MATERIAL FOR THE TASK:
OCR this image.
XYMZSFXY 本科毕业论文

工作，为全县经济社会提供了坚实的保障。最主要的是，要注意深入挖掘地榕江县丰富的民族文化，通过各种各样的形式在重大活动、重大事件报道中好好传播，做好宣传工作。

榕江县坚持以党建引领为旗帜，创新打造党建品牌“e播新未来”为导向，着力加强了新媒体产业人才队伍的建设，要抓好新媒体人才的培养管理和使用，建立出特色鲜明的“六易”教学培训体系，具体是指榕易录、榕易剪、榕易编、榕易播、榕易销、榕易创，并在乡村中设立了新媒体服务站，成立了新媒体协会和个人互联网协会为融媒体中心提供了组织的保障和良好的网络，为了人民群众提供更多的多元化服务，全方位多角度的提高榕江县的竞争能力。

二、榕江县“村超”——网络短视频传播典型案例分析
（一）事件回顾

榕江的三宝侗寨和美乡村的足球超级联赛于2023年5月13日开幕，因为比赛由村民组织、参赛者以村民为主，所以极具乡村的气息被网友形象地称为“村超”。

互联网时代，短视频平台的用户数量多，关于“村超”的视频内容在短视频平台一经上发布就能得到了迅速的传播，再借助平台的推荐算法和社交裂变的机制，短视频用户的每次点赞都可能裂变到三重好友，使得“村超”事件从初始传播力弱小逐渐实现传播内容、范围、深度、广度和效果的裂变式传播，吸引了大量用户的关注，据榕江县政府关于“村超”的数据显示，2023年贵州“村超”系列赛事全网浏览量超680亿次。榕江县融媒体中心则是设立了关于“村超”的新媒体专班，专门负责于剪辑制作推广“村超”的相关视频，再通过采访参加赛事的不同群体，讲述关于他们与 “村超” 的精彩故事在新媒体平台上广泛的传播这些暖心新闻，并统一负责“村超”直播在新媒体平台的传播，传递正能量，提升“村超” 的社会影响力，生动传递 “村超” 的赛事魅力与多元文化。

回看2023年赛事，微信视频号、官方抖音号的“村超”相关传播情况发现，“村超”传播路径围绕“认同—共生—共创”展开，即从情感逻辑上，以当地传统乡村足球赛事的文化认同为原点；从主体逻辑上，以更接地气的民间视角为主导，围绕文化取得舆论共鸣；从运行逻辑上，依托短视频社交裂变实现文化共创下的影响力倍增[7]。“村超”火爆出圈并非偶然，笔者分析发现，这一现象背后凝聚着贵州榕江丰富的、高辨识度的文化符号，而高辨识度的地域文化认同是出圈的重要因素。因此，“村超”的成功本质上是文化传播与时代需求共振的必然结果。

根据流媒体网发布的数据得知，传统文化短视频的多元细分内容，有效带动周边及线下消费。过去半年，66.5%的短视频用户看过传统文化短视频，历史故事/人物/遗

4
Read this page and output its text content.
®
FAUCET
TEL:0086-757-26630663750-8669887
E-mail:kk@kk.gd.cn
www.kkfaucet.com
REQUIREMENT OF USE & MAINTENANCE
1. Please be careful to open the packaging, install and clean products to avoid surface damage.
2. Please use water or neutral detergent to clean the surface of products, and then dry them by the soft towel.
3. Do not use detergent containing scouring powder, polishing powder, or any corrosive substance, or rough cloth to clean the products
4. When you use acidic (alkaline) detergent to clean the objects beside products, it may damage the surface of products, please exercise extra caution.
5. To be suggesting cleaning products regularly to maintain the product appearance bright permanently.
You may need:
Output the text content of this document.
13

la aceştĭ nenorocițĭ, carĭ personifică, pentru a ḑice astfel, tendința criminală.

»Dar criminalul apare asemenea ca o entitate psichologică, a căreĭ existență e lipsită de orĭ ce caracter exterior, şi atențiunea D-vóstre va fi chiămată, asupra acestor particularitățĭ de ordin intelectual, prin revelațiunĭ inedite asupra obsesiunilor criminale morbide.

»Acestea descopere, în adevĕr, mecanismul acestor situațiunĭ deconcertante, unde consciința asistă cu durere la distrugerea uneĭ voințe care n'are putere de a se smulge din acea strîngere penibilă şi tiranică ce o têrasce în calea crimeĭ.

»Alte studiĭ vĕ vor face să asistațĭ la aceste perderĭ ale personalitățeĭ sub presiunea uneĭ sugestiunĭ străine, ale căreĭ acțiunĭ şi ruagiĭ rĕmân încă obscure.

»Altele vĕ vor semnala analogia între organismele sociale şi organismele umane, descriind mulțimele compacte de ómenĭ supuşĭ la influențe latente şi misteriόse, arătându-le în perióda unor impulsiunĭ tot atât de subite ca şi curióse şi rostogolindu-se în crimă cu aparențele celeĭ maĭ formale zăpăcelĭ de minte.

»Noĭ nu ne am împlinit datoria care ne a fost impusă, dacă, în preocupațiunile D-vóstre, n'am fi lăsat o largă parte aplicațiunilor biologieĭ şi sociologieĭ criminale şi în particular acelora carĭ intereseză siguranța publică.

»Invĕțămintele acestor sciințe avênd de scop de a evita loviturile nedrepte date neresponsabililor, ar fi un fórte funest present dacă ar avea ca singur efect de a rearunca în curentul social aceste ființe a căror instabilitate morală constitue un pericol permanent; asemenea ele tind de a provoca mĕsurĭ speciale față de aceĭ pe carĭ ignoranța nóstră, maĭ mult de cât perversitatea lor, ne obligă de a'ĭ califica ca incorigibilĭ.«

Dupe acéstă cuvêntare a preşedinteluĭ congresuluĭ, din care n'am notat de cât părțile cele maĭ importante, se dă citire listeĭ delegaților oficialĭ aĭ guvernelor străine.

WHAT YOU SHOULD DO: Recopy the whole listing exactly.

COMPLETE RESPONSE:
OCR this image.
XYMZSFXY 本科毕业论文

工作，为全县经济社会提供了坚实的保障。最主要的是，要注意深入挖掘地榕江县丰富的民族文化，通过各种各样的形式在重大活动、重大事件报道中好好传播，做好宣传工作。

榕江县坚持以党建引领为旗帜，创新打造党建品牌“e播新未来”为导向，着力加强了新媒体产业人才队伍的建设，要抓好新媒体人才的培养管理和使用，建立出特色鲜明的“六易”教学培训体系，具体是指榕易录、榕易剪、榕易编、榕易播、榕易销、榕易创，并在乡村中设立了新媒体服务站，成立了新媒体协会和个人互联网协会为融媒体中心提供了组织的保障和良好的网络，为了人民群众提供更多的多元化服务，全方位多角度的提高榕江县的竞争能力。

二、榕江县“村超”——网络短视频传播典型案例分析
（一）事件回顾

榕江的三宝侗寨和美乡村的足球超级联赛于2023年5月13日开幕，因为比赛由村民组织、参赛者以村民为主，所以极具乡村的气息被网友形象地称为“村超”。

互联网时代，短视频平台的用户数量多，关于“村超”的视频内容在短视频平台一经上发布就能得到了迅速的传播，再借助平台的推荐算法和社交裂变的机制，短视频用户的每次点赞都可能裂变到三重好友，使得“村超”事件从初始传播力弱小逐渐实现传播内容、范围、深度、广度和效果的裂变式传播，吸引了大量用户的关注，据榕江县政府关于“村超”的数据显示，2023年贵州“村超”系列赛事全网浏览量超680亿次。榕江县融媒体中心则是设立了关于“村超”的新媒体专班，专门负责于剪辑制作推广“村超”的相关视频，再通过采访参加赛事的不同群体，讲述关于他们与 “村超” 的精彩故事在新媒体平台上广泛的传播这些暖心新闻，并统一负责“村超”直播在新媒体平台的传播，传递正能量，提升“村超” 的社会影响力，生动传递 “村超” 的赛事魅力与多元文化。

回看2023年赛事，微信视频号、官方抖音号的“村超”相关传播情况发现，“村超”传播路径围绕“认同—共生—共创”展开，即从情感逻辑上，以当地传统乡村足球赛事的文化认同为原点；从主体逻辑上，以更接地气的民间视角为主导，围绕文化取得舆论共鸣；从运行逻辑上，依托短视频社交裂变实现文化共创下的影响力倍增[7]。“村超”火爆出圈并非偶然，笔者分析发现，这一现象背后凝聚着贵州榕江丰富的、高辨识度的文化符号，而高辨识度的地域文化认同是出圈的重要因素。因此，“村超”的成功本质上是文化传播与时代需求共振的必然结果。

根据流媒体网发布的数据得知，传统文化短视频的多元细分内容，有效带动周边及线下消费。过去半年，66.5%的短视频用户看过传统文化短视频，历史故事/人物/遗

4
Read this page and output its text content.
®
FAUCET
TEL:0086-757-26630663750-8669887
E-mail:kk@kk.gd.cn
www.kkfaucet.com
REQUIREMENT OF USE & MAINTENANCE
1. Please be careful to open the packaging, install and clean products to avoid surface damage.
2. Please use water or neutral detergent to clean the surface of products, and then dry them by the soft towel.
3. Do not use detergent containing scouring powder, polishing powder, or any corrosive substance, or rough cloth to clean the products
4. When you use acidic (alkaline) detergent to clean the objects beside products, it may damage the surface of products, please exercise extra caution.
5. To be suggesting cleaning products regularly to maintain the product appearance bright permanently.
You may need:
Output the text content of this document.
13

la aceştĭ nenorocițĭ, carĭ personifică, pentru a ḑice astfel, tendința criminală.

»Dar criminalul apare asemenea ca o entitate psichologică, a căreĭ existență e lipsită de orĭ ce caracter exterior, şi atențiunea D-vóstre va fi chiămată, asupra acestor particularitățĭ de ordin intelectual, prin revelațiunĭ inedite asupra obsesiunilor criminale morbide.

»Acestea descopere, în adevĕr, mecanismul acestor situațiunĭ deconcertante, unde consciința asistă cu durere la distrugerea uneĭ voințe care n'are putere de a se smulge din acea strîngere penibilă şi tiranică ce o têrasce în calea crimeĭ.

»Alte studiĭ vĕ vor face să asistațĭ la aceste perderĭ ale personalitățeĭ sub presiunea uneĭ sugestiunĭ străine, ale căreĭ acțiunĭ şi ruagiĭ rĕmân încă obscure.

»Altele vĕ vor semnala analogia între organismele sociale şi organismele umane, descriind mulțimele compacte de ómenĭ supuşĭ la influențe latente şi misteriόse, arătându-le în perióda unor impulsiunĭ tot atât de subite ca şi curióse şi rostogolindu-se în crimă cu aparențele celeĭ maĭ formale zăpăcelĭ de minte.

»Noĭ nu ne am împlinit datoria care ne a fost impusă, dacă, în preocupațiunile D-vóstre, n'am fi lăsat o largă parte aplicațiunilor biologieĭ şi sociologieĭ criminale şi în particular acelora carĭ intereseză siguranța publică.

»Invĕțămintele acestor sciințe avênd de scop de a evita loviturile nedrepte date neresponsabililor, ar fi un fórte funest present dacă ar avea ca singur efect de a rearunca în curentul social aceste ființe a căror instabilitate morală constitue un pericol permanent; asemenea ele tind de a provoca mĕsurĭ speciale față de aceĭ pe carĭ ignoranța nóstră, maĭ mult de cât perversitatea lor, ne obligă de a'ĭ califica ca incorigibilĭ.«

Dupe acéstă cuvêntare a preşedinteluĭ congresuluĭ, din care n'am notat de cât părțile cele maĭ importante, se dă citire listeĭ delegaților oficialĭ aĭ guvernelor străine.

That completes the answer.